#### Supplied records ####
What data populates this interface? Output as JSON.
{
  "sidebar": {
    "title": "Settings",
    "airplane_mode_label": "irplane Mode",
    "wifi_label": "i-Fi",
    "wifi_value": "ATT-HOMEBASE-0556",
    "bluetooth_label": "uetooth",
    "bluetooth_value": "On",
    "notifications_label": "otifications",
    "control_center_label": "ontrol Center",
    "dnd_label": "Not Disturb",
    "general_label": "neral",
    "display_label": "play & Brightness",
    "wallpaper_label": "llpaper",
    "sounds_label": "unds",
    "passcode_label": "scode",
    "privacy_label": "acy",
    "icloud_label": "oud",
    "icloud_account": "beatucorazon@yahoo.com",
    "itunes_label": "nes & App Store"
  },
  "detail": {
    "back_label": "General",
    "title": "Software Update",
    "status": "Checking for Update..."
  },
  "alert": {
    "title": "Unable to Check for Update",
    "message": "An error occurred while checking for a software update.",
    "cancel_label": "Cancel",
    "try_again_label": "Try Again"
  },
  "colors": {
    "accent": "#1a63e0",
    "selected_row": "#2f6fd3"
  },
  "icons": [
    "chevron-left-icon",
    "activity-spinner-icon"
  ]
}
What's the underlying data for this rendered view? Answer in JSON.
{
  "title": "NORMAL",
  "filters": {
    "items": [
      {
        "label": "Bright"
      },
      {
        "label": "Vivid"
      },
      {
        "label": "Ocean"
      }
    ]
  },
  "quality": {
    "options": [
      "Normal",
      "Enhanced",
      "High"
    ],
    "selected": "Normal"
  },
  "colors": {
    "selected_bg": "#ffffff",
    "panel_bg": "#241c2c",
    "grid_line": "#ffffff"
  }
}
####
Requirements:
Copy each line from the data above that includes "JSON".

Final answer:
What data populates this interface? Output as JSON.
What's the underlying data for this rendered view? Answer in JSON.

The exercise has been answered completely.